▶ _WHAT THE TASK ASKS_
Everything in the listing except the pictures should be written out exactly.

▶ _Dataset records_
────────
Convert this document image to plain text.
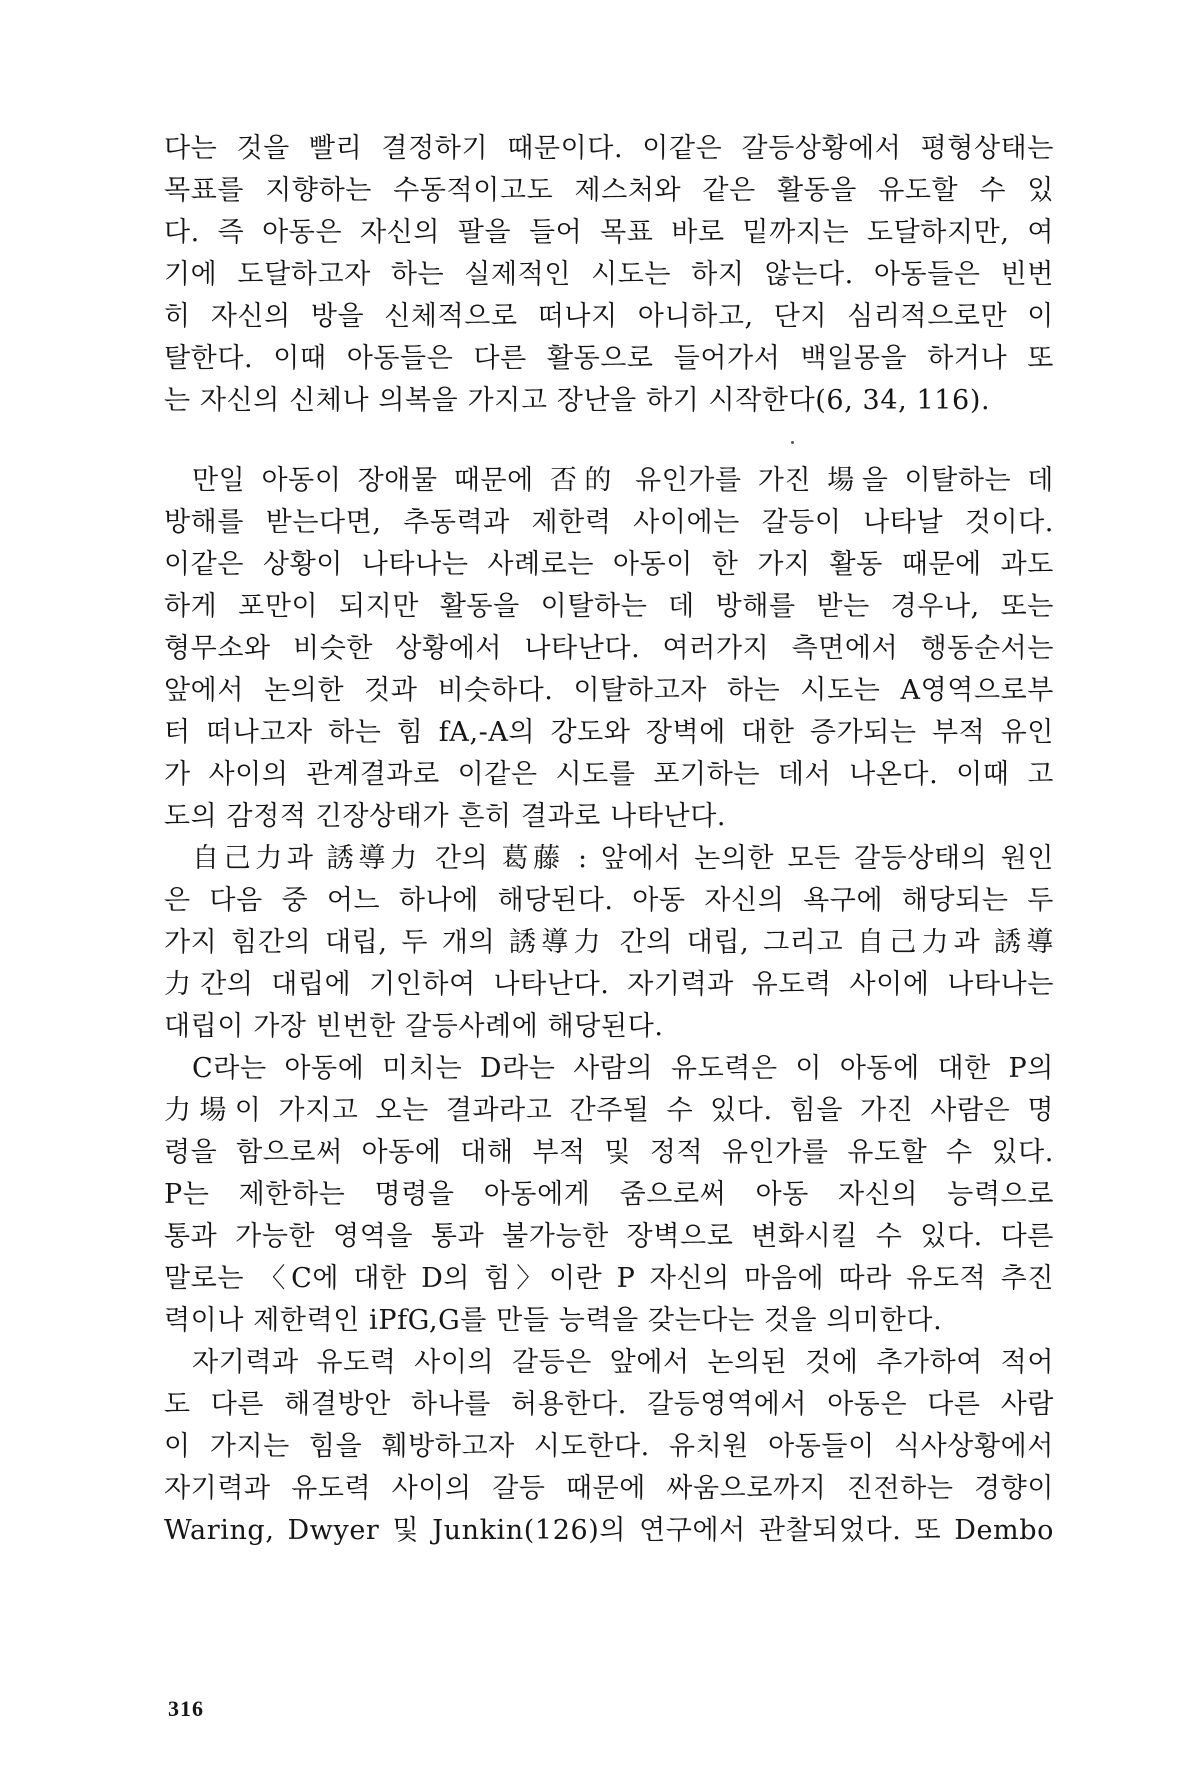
다는 것을 빨리 결정하기 때문이다. 이같은 갈등상황에서 평형상태는
목표를 지향하는 수동적이고도 제스처와 같은 활동을 유도할 수 있
다. 즉 아동은 자신의 팔을 들어 목표 바로 밑까지는 도달하지만, 여
기에 도달하고자 하는 실제적인 시도는 하지 않는다. 아동들은 빈번
히 자신의 방을 신체적으로 떠나지 아니하고, 단지 심리적으로만 이
탈한다. 이때 아동들은 다른 활동으로 들어가서 백일몽을 하거나 또
는 자신의 신체나 의복을 가지고 장난을 하기 시작한다(6, 34, 116).
만일 아동이 장애물 때문에 否的 유인가를 가진 場을 이탈하는 데
방해를 받는다면, 추동력과 제한력 사이에는 갈등이 나타날 것이다.
이같은 상황이 나타나는 사례로는 아동이 한 가지 활동 때문에 과도
하게 포만이 되지만 활동을 이탈하는 데 방해를 받는 경우나, 또는
형무소와 비슷한 상황에서 나타난다. 여러가지 측면에서 행동순서는
앞에서 논의한 것과 비슷하다. 이탈하고자 하는 시도는 A영역으로부
터 떠나고자 하는 힘 fA,-A의 강도와 장벽에 대한 증가되는 부적 유인
가 사이의 관계결과로 이같은 시도를 포기하는 데서 나온다. 이때 고
도의 감정적 긴장상태가 흔히 결과로 나타난다.
自己力과 誘導力 간의 葛藤 : 앞에서 논의한 모든 갈등상태의 원인
은 다음 중 어느 하나에 해당된다. 아동 자신의 욕구에 해당되는 두
가지 힘간의 대립, 두 개의 誘導力 간의 대립, 그리고 自己力과 誘導
力간의 대립에 기인하여 나타난다. 자기력과 유도력 사이에 나타나는
대립이 가장 빈번한 갈등사례에 해당된다.
C라는 아동에 미치는 D라는 사람의 유도력은 이 아동에 대한 P의
力場이 가지고 오는 결과라고 간주될 수 있다. 힘을 가진 사람은 명
령을 함으로써 아동에 대해 부적 및 정적 유인가를 유도할 수 있다.
P는 제한하는 명령을 아동에게 줌으로써 아동 자신의 능력으로
통과 가능한 영역을 통과 불가능한 장벽으로 변화시킬 수 있다. 다른
말로는 〈C에 대한 D의 힘〉이란 P 자신의 마음에 따라 유도적 추진
력이나 제한력인 iPfG,G를 만들 능력을 갖는다는 것을 의미한다.
자기력과 유도력 사이의 갈등은 앞에서 논의된 것에 추가하여 적어
도 다른 해결방안 하나를 허용한다. 갈등영역에서 아동은 다른 사람
이 가지는 힘을 훼방하고자 시도한다. 유치원 아동들이 식사상황에서
자기력과 유도력 사이의 갈등 때문에 싸움으로까지 진전하는 경향이
Waring, Dwyer 및 Junkin(126)의 연구에서 관찰되었다. 또 Dembo
316
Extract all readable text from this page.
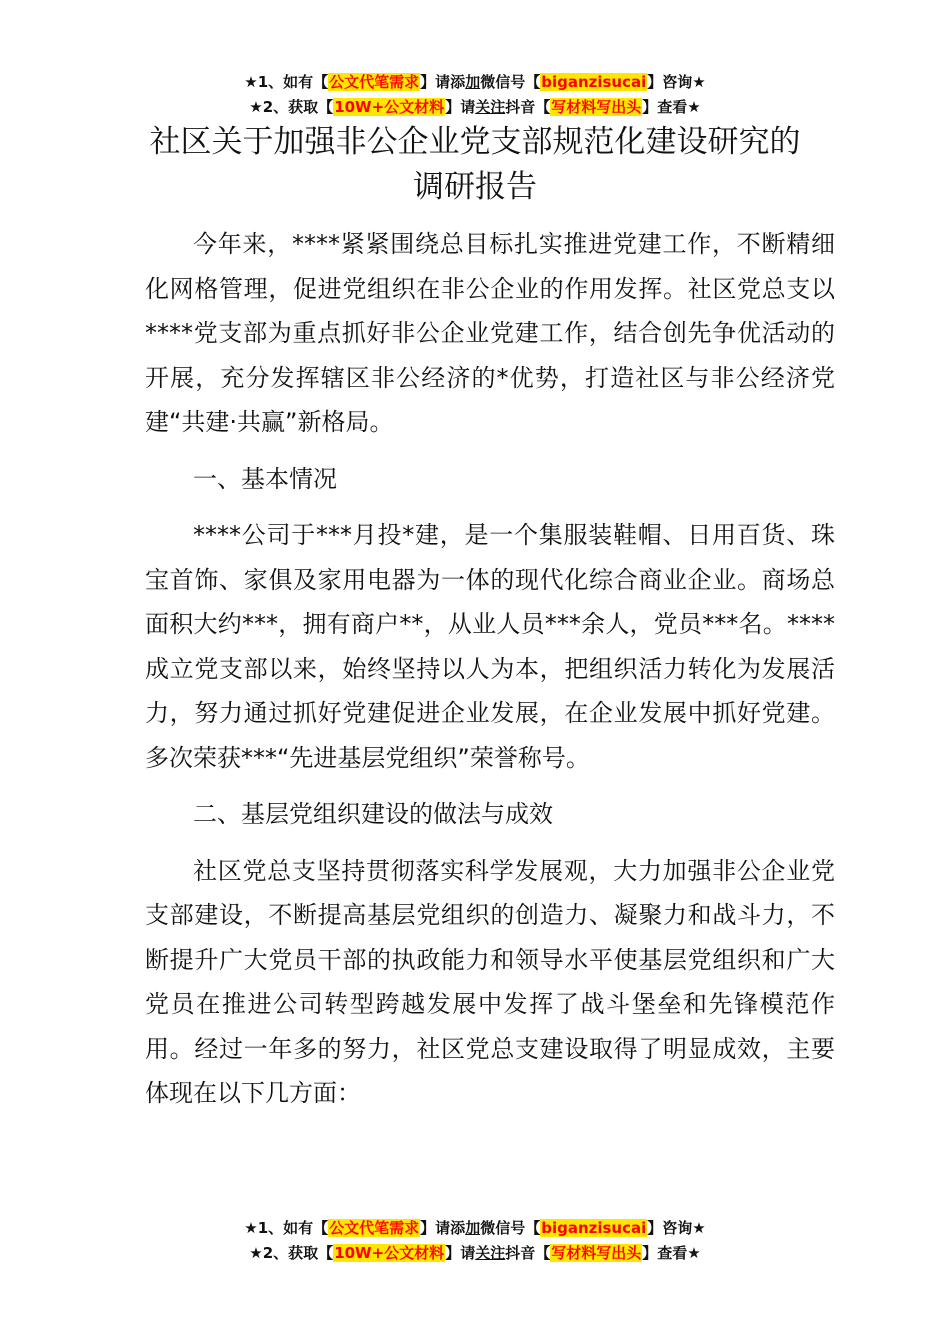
★1、如有【公文代笔需求】请添加微信号【biganzisucai】咨询★
★2、获取【10W+公文材料】请关注抖音【写材料写出头】查看★
社区关于加强非公企业党支部规范化建设研究的调研报告

今年来，****紧紧围绕总目标扎实推进党建工作，不断精细化网格管理，促进党组织在非公企业的作用发挥。社区党总支以****党支部为重点抓好非公企业党建工作，结合创先争优活动的开展，充分发挥辖区非公经济的*优势，打造社区与非公经济党建“共建·共赢”新格局。

一、基本情况

****公司于***月投*建，是一个集服装鞋帽、日用百货、珠宝首饰、家俱及家用电器为一体的现代化综合商业企业。商场总面积大约***，拥有商户**，从业人员***余人，党员***名。****成立党支部以来，始终坚持以人为本，把组织活力转化为发展活力，努力通过抓好党建促进企业发展，在企业发展中抓好党建。多次荣获***“先进基层党组织”荣誉称号。

二、基层党组织建设的做法与成效

社区党总支坚持贯彻落实科学发展观，大力加强非公企业党支部建设，不断提高基层党组织的创造力、凝聚力和战斗力，不断提升广大党员干部的执政能力和领导水平使基层党组织和广大党员在推进公司转型跨越发展中发挥了战斗堡垒和先锋模范作用。经过一年多的努力，社区党总支建设取得了明显成效，主要体现在以下几方面：

★1、如有【公文代笔需求】请添加微信号【biganzisucai】咨询★
★2、获取【10W+公文材料】请关注抖音【写材料写出头】查看★
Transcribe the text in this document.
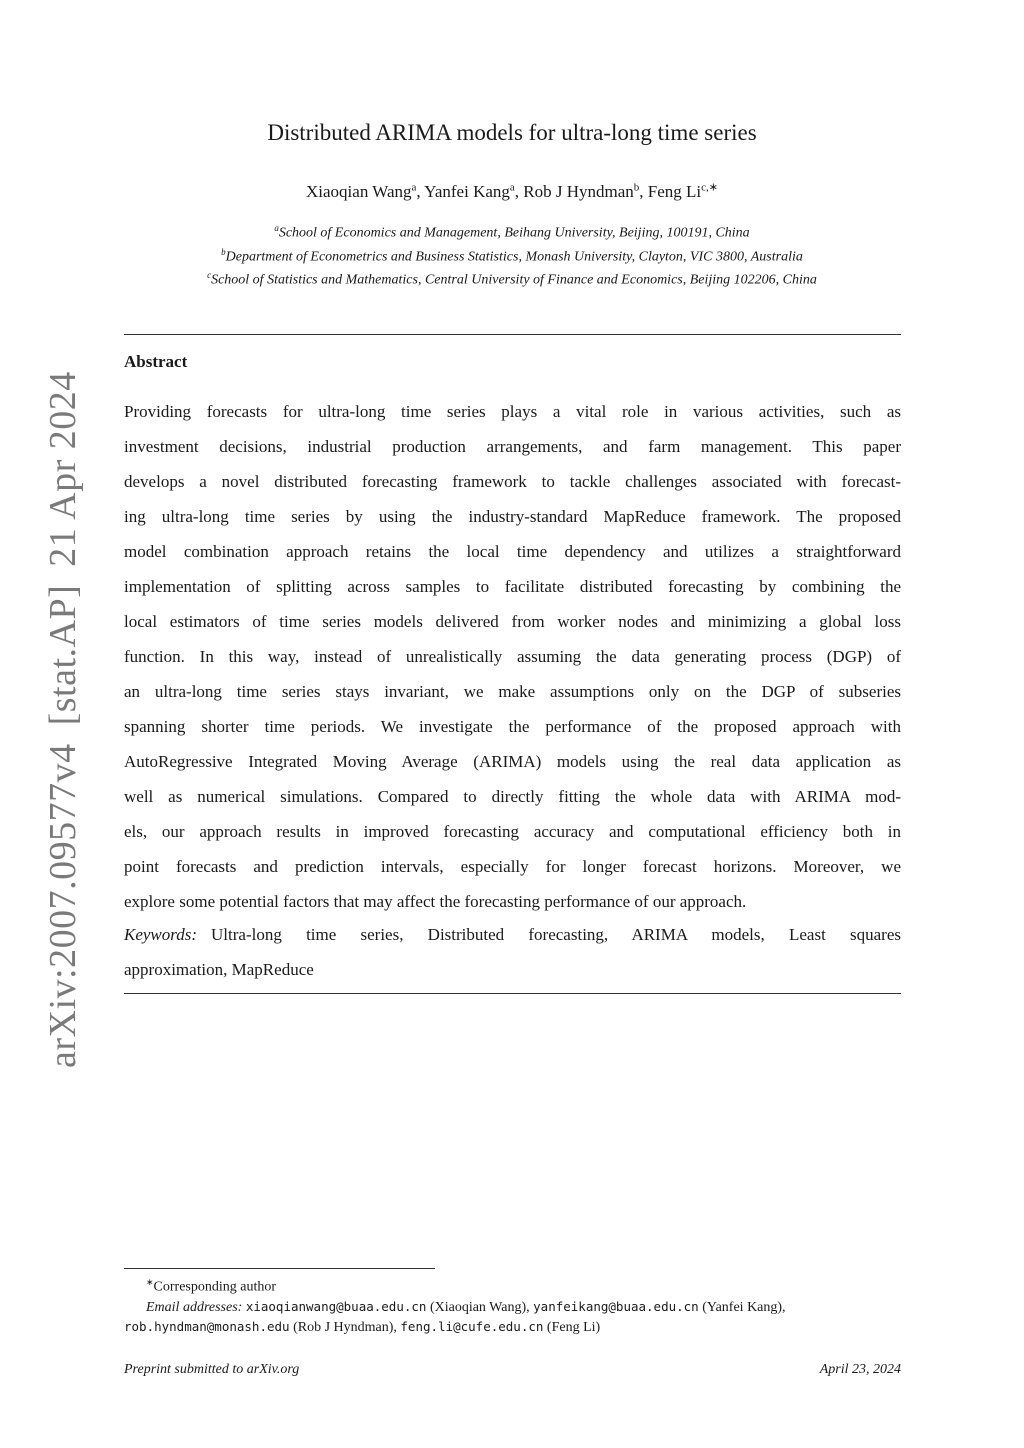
arXiv:2007.09577v4[stat.AP]21 Apr 2024
Distributed ARIMA models for ultra-long time series
Xiaoqian Wang$^a$, Yanfei Kang$^a$, Rob J Hyndman$^b$, Feng $Li^{c,∗}$
$^a$School of Economics and Management, Beihang University, Beijing, 100191, China
$^b$Department of Econometrics and Business Statistics, Monash University, Clayton, VIC 3800, Australia
$^c$School of Statistics and Mathematics, Central University of Finance and Economics, Beijing 102206, China
Abstract
Providing forecasts for ultra-long time series plays a vital role in various activities, such as
investment decisions, industrial production arrangements, and farm management. This paper
develops a novel distributed forecasting framework to tackle challenges associated with forecast-
ing ultra-long time series by using the industry-standard MapReduce framework. The proposed
model combination approach retains the local time dependency and utilizes a straightforward
implementation of splitting across samples to facilitate distributed forecasting by combining the
local estimators of time series models delivered from worker nodes and minimizing a global loss
function. In this way, instead of unrealistically assuming the data generating process (DGP) of
an ultra-long time series stays invariant, we make assumptions only on the DGP of subseries
spanning shorter time periods. We investigate the performance of the proposed approach with
AutoRegressive Integrated Moving Average (ARIMA) models using the real data application as
well as numerical simulations. Compared to directly fitting the whole data with ARIMA mod-
els, our approach results in improved forecasting accuracy and computational efficiency both in
point forecasts and prediction intervals, especially for longer forecast horizons. Moreover, we
explore some potential factors that may affect the forecasting performance of our approach.
Keywords: Ultra-long time series, Distributed forecasting, ARIMA models, Least squares
approximation, MapReduce
∗Corresponding author
Email addresses: xiaoqianwang@buaa.edu.cn (Xiaoqian Wang), yanfeikang@buaa.edu.cn (Yanfei Kang),
rob.hyndman@monash.edu (Rob J Hyndman), feng.li@cufe.edu.cn (Feng Li)
Preprint submitted to arXiv.org	April 23, 2024
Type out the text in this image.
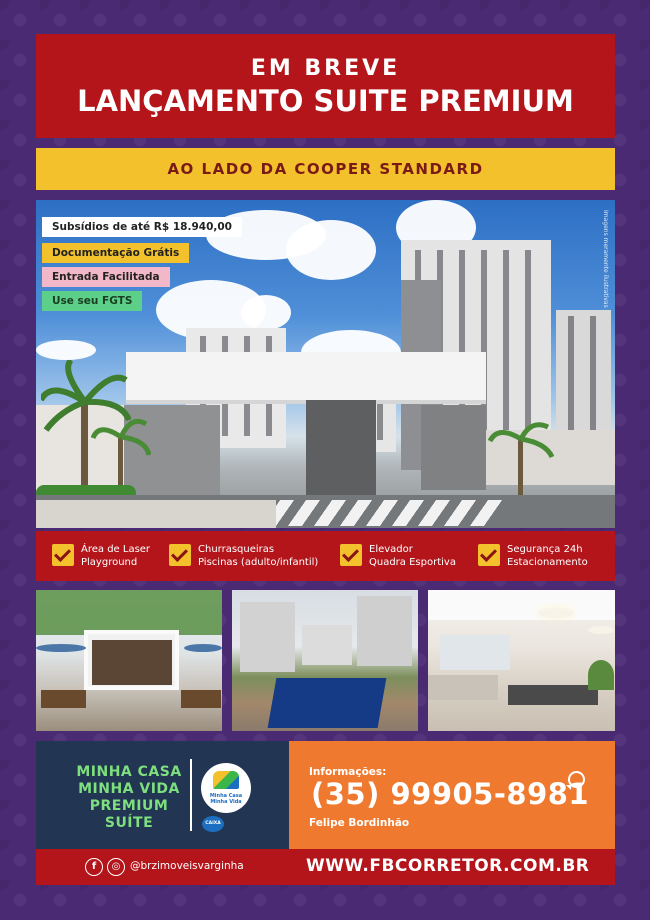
EM BREVE
LANÇAMENTO SUITE PREMIUM
AO LADO DA COOPER STANDARD
Imagens meramente ilustrativas
Subsídios de até R$ 18.940,00
Documentação Grátis
Entrada Facilitada
Use seu FGTS
Área de Laser
Playground
Churrasqueiras
Piscinas (adulto/infantil)
Elevador
Quadra Esportiva
Segurança 24h
Estacionamento
MINHA CASA
MINHA VIDA
PREMIUM
SUÍTE
Minha Casa Minha Vida
CAIXA
Informações:
(35) 99905-8981
Felipe Bordinhão
f	◎ @brzimoveisvarginha	WWW.FBCORRETOR.COM.BR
────────
▶ _TASK ANSWER_
Convert this document image to plain text.
다는 것을 빨리 결정하기 때문이다. 이같은 갈등상황에서 평형상태는
목표를 지향하는 수동적이고도 제스처와 같은 활동을 유도할 수 있
다. 즉 아동은 자신의 팔을 들어 목표 바로 밑까지는 도달하지만, 여
기에 도달하고자 하는 실제적인 시도는 하지 않는다. 아동들은 빈번
히 자신의 방을 신체적으로 떠나지 아니하고, 단지 심리적으로만 이
탈한다. 이때 아동들은 다른 활동으로 들어가서 백일몽을 하거나 또
는 자신의 신체나 의복을 가지고 장난을 하기 시작한다(6, 34, 116).
만일 아동이 장애물 때문에 否的 유인가를 가진 場을 이탈하는 데
방해를 받는다면, 추동력과 제한력 사이에는 갈등이 나타날 것이다.
이같은 상황이 나타나는 사례로는 아동이 한 가지 활동 때문에 과도
하게 포만이 되지만 활동을 이탈하는 데 방해를 받는 경우나, 또는
형무소와 비슷한 상황에서 나타난다. 여러가지 측면에서 행동순서는
앞에서 논의한 것과 비슷하다. 이탈하고자 하는 시도는 A영역으로부
터 떠나고자 하는 힘 fA,-A의 강도와 장벽에 대한 증가되는 부적 유인
가 사이의 관계결과로 이같은 시도를 포기하는 데서 나온다. 이때 고
도의 감정적 긴장상태가 흔히 결과로 나타난다.
自己力과 誘導力 간의 葛藤 : 앞에서 논의한 모든 갈등상태의 원인
은 다음 중 어느 하나에 해당된다. 아동 자신의 욕구에 해당되는 두
가지 힘간의 대립, 두 개의 誘導力 간의 대립, 그리고 自己力과 誘導
力간의 대립에 기인하여 나타난다. 자기력과 유도력 사이에 나타나는
대립이 가장 빈번한 갈등사례에 해당된다.
C라는 아동에 미치는 D라는 사람의 유도력은 이 아동에 대한 P의
力場이 가지고 오는 결과라고 간주될 수 있다. 힘을 가진 사람은 명
령을 함으로써 아동에 대해 부적 및 정적 유인가를 유도할 수 있다.
P는 제한하는 명령을 아동에게 줌으로써 아동 자신의 능력으로
통과 가능한 영역을 통과 불가능한 장벽으로 변화시킬 수 있다. 다른
말로는 〈C에 대한 D의 힘〉이란 P 자신의 마음에 따라 유도적 추진
력이나 제한력인 iPfG,G를 만들 능력을 갖는다는 것을 의미한다.
자기력과 유도력 사이의 갈등은 앞에서 논의된 것에 추가하여 적어
도 다른 해결방안 하나를 허용한다. 갈등영역에서 아동은 다른 사람
이 가지는 힘을 훼방하고자 시도한다. 유치원 아동들이 식사상황에서
자기력과 유도력 사이의 갈등 때문에 싸움으로까지 진전하는 경향이
Waring, Dwyer 및 Junkin(126)의 연구에서 관찰되었다. 또 Dembo
316
Extract all readable text from this page.
★1、如有【公文代笔需求】请添加微信号【biganzisucai】咨询★
★2、获取【10W+公文材料】请关注抖音【写材料写出头】查看★
社区关于加强非公企业党支部规范化建设研究的调研报告

今年来，****紧紧围绕总目标扎实推进党建工作，不断精细化网格管理，促进党组织在非公企业的作用发挥。社区党总支以****党支部为重点抓好非公企业党建工作，结合创先争优活动的开展，充分发挥辖区非公经济的*优势，打造社区与非公经济党建“共建·共赢”新格局。

一、基本情况

****公司于***月投*建，是一个集服装鞋帽、日用百货、珠宝首饰、家俱及家用电器为一体的现代化综合商业企业。商场总面积大约***，拥有商户**，从业人员***余人，党员***名。****成立党支部以来，始终坚持以人为本，把组织活力转化为发展活力，努力通过抓好党建促进企业发展，在企业发展中抓好党建。多次荣获***“先进基层党组织”荣誉称号。

二、基层党组织建设的做法与成效

社区党总支坚持贯彻落实科学发展观，大力加强非公企业党支部建设，不断提高基层党组织的创造力、凝聚力和战斗力，不断提升广大党员干部的执政能力和领导水平使基层党组织和广大党员在推进公司转型跨越发展中发挥了战斗堡垒和先锋模范作用。经过一年多的努力，社区党总支建设取得了明显成效，主要体现在以下几方面：

★1、如有【公文代笔需求】请添加微信号【biganzisucai】咨询★
★2、获取【10W+公文材料】请关注抖音【写材料写出头】查看★
Transcribe the text in this document.
arXiv:2007.09577v4[stat.AP]21 Apr 2024
Distributed ARIMA models for ultra-long time series
Xiaoqian Wang$^a$, Yanfei Kang$^a$, Rob J Hyndman$^b$, Feng $Li^{c,∗}$
$^a$School of Economics and Management, Beihang University, Beijing, 100191, China
$^b$Department of Econometrics and Business Statistics, Monash University, Clayton, VIC 3800, Australia
$^c$School of Statistics and Mathematics, Central University of Finance and Economics, Beijing 102206, China
Abstract
Providing forecasts for ultra-long time series plays a vital role in various activities, such as
investment decisions, industrial production arrangements, and farm management. This paper
develops a novel distributed forecasting framework to tackle challenges associated with forecast-
ing ultra-long time series by using the industry-standard MapReduce framework. The proposed
model combination approach retains the local time dependency and utilizes a straightforward
implementation of splitting across samples to facilitate distributed forecasting by combining the
local estimators of time series models delivered from worker nodes and minimizing a global loss
function. In this way, instead of unrealistically assuming the data generating process (DGP) of
an ultra-long time series stays invariant, we make assumptions only on the DGP of subseries
spanning shorter time periods. We investigate the performance of the proposed approach with
AutoRegressive Integrated Moving Average (ARIMA) models using the real data application as
well as numerical simulations. Compared to directly fitting the whole data with ARIMA mod-
els, our approach results in improved forecasting accuracy and computational efficiency both in
point forecasts and prediction intervals, especially for longer forecast horizons. Moreover, we
explore some potential factors that may affect the forecasting performance of our approach.
Keywords: Ultra-long time series, Distributed forecasting, ARIMA models, Least squares
approximation, MapReduce
∗Corresponding author
Email addresses: xiaoqianwang@buaa.edu.cn (Xiaoqian Wang), yanfeikang@buaa.edu.cn (Yanfei Kang),
rob.hyndman@monash.edu (Rob J Hyndman), feng.li@cufe.edu.cn (Feng Li)
Preprint submitted to arXiv.org	April 23, 2024
Type out the text in this image.
EM BREVE
LANÇAMENTO SUITE PREMIUM
AO LADO DA COOPER STANDARD
Imagens meramente ilustrativas
Subsídios de até R$ 18.940,00
Documentação Grátis
Entrada Facilitada
Use seu FGTS
Área de Laser
Playground
Churrasqueiras
Piscinas (adulto/infantil)
Elevador
Quadra Esportiva
Segurança 24h
Estacionamento
MINHA CASA
MINHA VIDA
PREMIUM
SUÍTE
Minha Casa Minha Vida
CAIXA
Informações:
(35) 99905-8981
Felipe Bordinhão
f	◎ @brzimoveisvarginha	WWW.FBCORRETOR.COM.BR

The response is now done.